To be done: Search the records below for the word "время". Pull out each line that has it.

(Stored items)
____

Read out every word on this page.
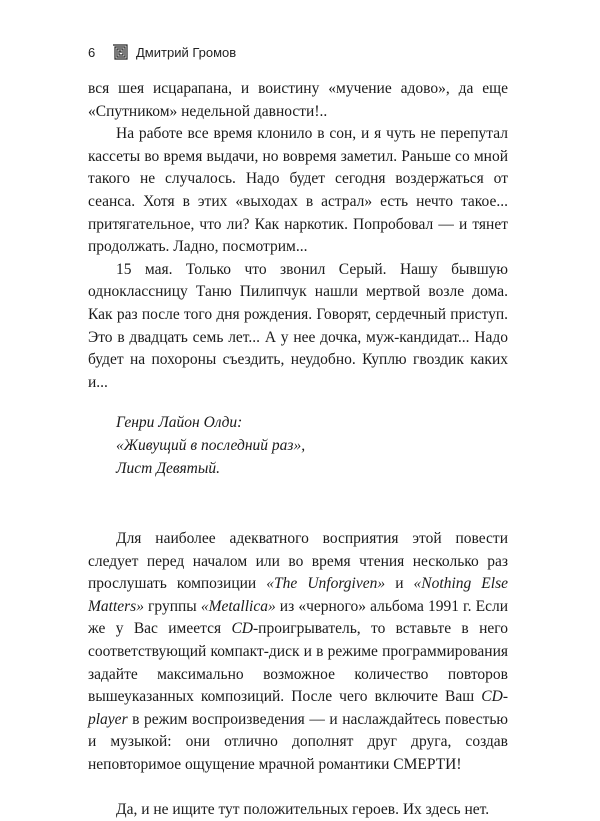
6	Дмитрий Громов

вся шея исцарапана, и воистину «мучение адово», да еще «Спутником» недельной давности!..

На работе все время клонило в сон, и я чуть не перепутал кассеты во время выдачи, но вовремя заметил. Раньше со мной такого не случалось. Надо будет сегодня воздержаться от сеанса. Хотя в этих «выходах в астрал» есть нечто такое... притягательное, что ли? Как наркотик. Попробовал — и тянет продолжать. Ладно, посмотрим...

15 мая. Только что звонил Серый. Нашу бывшую одноклассницу Таню Пилипчук нашли мертвой возле дома. Как раз после того дня рождения. Говорят, сердечный приступ. Это в двадцать семь лет... А у нее дочка, муж-кандидат... Надо будет на похороны съездить, неудобно. Куплю гвоздик каких и...

Генри Лайон Олди:
«Живущий в последний раз»,
Лист Девятый.

Для наиболее адекватного восприятия этой повести следует перед началом или во время чтения несколько раз прослушать композиции «The Unforgiven» и «Nothing Else Matters» группы «Metallica» из «черного» альбома 1991 г. Если же у Вас имеется CD-проигрыватель, то вставьте в него соответствующий компакт-диск и в режиме программирования задайте максимально возможное количество повторов вышеуказанных композиций. После чего включите Ваш CD-player в режим воспроизведения — и наслаждайтесь повестью и музыкой: они отлично дополнят друг друга, создав неповторимое ощущение мрачной романтики СМЕРТИ!

Да, и не ищите тут положительных героев. Их здесь нет.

____

Response below:
На работе все время клонило в сон, и я чуть не перепутал кассеты во время выдачи, но вовремя заметил. Раньше со мной такого не случалось. Надо будет сегодня воздержаться от сеанса. Хотя в этих «выходах в астрал» есть нечто такое... притягательное, что ли? Как наркотик. Попробовал — и тянет продолжать. Ладно, посмотрим...
Для наиболее адекватного восприятия этой повести следует перед началом или во время чтения несколько раз прослушать композиции «The Unforgiven» и «Nothing Else Matters» группы «Metallica» из «черного» альбома 1991 г. Если же у Вас имеется CD-проигрыватель, то вставьте в него соответствующий компакт-диск и в режиме программирования задайте максимально возможное количество повторов вышеуказанных композиций. После чего включите Ваш CD-player в режим воспроизведения — и наслаждайтесь повестью и музыкой: они отлично дополнят друг друга, создав неповторимое ощущение мрачной романтики СМЕРТИ!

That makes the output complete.